* **PROBLEM TO SOLVE**
Count the lines below that contain the word "gleiche", and report only that number.

* **MATERIAL FOR THE TASK**
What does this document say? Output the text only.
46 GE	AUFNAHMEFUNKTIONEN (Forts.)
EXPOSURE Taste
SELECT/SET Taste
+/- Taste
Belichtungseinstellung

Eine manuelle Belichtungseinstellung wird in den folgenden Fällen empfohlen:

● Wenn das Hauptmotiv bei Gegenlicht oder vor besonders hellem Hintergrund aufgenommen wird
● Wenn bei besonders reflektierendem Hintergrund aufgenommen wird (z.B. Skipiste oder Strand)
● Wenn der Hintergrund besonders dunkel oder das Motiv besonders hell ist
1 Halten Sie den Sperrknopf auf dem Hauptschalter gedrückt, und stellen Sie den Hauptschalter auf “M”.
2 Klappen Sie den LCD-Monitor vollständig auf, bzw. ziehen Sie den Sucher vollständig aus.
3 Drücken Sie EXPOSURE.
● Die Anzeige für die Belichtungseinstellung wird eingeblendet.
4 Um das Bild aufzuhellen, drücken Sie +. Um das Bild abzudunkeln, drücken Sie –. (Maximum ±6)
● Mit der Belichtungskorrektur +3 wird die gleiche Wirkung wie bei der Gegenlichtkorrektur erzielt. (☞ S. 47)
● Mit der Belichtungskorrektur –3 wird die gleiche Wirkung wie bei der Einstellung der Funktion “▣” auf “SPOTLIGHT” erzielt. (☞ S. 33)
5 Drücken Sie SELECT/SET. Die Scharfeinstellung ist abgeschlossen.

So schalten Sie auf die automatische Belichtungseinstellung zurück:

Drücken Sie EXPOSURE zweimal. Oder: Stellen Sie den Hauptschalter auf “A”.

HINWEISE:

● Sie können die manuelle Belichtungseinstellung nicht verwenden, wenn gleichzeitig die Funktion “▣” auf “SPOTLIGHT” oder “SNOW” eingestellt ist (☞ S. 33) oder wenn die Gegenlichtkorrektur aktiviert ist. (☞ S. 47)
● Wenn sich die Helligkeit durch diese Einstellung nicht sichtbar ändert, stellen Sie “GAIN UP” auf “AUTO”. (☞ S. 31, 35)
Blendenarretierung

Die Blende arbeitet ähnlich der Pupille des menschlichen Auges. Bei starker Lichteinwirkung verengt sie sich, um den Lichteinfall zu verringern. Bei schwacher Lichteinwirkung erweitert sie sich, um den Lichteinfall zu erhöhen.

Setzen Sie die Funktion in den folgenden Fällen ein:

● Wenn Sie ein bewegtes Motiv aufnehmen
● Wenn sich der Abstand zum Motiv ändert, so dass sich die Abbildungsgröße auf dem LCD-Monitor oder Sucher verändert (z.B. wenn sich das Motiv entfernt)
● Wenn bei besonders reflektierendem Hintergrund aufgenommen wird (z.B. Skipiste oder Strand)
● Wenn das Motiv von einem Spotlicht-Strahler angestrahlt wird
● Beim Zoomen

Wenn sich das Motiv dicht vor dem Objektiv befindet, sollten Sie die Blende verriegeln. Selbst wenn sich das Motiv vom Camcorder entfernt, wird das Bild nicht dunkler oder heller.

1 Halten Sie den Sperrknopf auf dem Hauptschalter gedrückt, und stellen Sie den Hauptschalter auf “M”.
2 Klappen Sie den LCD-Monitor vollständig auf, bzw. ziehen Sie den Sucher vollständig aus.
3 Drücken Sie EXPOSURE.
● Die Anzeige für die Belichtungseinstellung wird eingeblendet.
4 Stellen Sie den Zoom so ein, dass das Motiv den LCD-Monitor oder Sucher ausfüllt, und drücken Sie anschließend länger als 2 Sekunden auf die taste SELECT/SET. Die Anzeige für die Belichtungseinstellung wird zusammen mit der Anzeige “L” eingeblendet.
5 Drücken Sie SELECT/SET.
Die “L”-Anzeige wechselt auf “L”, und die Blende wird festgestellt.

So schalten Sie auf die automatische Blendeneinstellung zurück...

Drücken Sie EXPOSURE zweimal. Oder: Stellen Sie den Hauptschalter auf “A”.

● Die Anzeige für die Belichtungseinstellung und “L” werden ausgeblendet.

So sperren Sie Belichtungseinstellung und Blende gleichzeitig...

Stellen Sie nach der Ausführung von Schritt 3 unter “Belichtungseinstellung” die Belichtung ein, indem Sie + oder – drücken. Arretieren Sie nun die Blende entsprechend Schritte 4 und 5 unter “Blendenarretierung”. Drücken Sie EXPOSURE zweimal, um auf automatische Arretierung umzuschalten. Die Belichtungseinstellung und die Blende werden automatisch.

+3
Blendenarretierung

==

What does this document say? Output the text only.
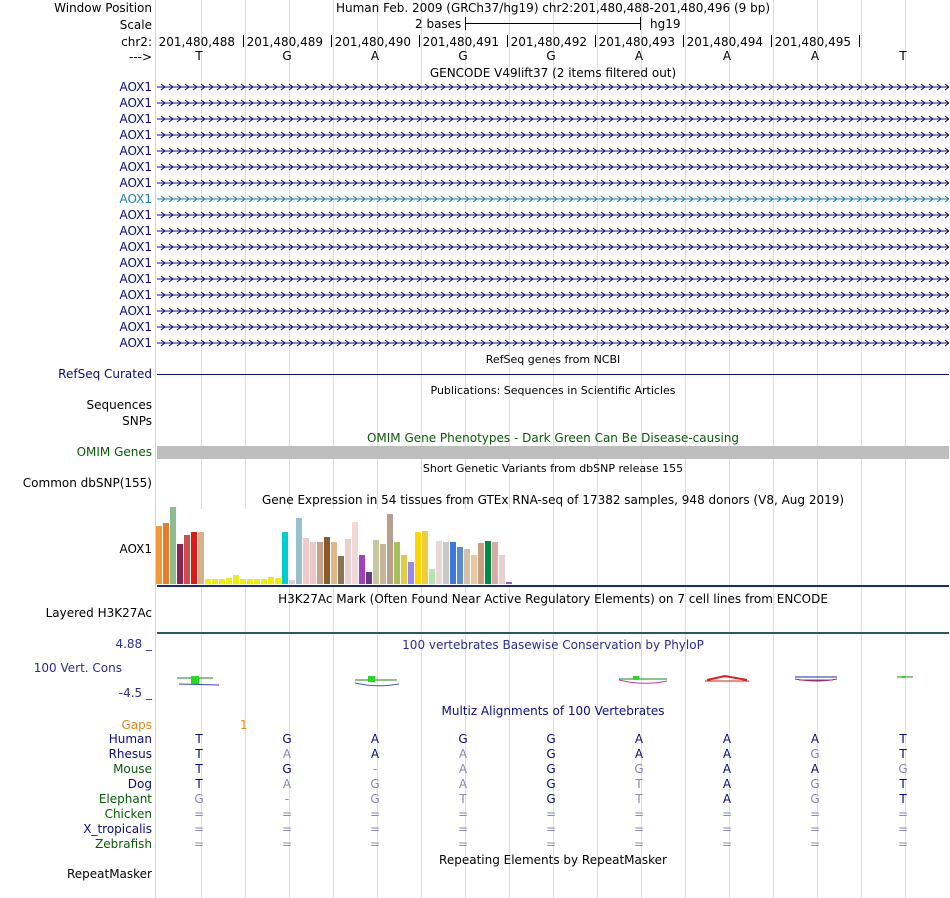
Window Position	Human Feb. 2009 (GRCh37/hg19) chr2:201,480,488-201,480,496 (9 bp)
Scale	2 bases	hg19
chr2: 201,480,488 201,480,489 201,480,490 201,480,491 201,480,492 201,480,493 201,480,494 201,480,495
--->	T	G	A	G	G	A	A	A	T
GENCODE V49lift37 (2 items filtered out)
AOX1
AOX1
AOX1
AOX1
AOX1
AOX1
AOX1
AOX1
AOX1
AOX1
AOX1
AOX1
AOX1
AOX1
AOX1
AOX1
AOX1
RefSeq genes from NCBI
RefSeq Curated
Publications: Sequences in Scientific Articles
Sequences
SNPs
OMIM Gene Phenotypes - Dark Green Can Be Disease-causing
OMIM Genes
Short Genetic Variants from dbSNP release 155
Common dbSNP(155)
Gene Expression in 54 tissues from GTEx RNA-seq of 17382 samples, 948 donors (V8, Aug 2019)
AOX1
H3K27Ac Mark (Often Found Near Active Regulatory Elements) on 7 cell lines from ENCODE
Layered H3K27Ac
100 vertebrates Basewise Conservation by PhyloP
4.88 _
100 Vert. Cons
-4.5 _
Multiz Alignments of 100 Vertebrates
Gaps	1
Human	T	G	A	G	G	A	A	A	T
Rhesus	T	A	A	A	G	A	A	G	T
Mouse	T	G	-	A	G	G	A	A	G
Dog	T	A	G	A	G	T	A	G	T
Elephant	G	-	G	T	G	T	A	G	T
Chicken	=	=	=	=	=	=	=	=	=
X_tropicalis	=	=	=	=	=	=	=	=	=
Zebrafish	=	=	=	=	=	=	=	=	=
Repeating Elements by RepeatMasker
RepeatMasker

...

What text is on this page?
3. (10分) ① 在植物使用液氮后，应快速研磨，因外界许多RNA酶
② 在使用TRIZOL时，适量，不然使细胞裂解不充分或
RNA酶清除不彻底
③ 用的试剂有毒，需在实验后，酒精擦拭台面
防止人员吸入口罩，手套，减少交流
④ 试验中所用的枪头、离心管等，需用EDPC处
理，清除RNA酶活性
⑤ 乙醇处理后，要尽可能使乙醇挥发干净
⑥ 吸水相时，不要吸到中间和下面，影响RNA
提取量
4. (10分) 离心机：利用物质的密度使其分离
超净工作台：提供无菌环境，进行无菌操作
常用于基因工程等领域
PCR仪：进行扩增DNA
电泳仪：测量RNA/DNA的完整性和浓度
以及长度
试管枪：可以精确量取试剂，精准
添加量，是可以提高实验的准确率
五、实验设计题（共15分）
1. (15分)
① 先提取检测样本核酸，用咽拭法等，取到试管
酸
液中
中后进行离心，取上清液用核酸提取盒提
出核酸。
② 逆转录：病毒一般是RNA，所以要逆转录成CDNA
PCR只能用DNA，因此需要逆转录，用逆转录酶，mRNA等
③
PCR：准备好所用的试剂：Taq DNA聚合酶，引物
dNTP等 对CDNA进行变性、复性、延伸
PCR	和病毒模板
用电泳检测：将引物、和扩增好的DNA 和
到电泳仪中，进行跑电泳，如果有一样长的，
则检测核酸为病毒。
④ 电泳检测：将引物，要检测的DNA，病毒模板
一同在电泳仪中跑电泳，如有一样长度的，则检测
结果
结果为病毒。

* **ANSWER BELOW**
2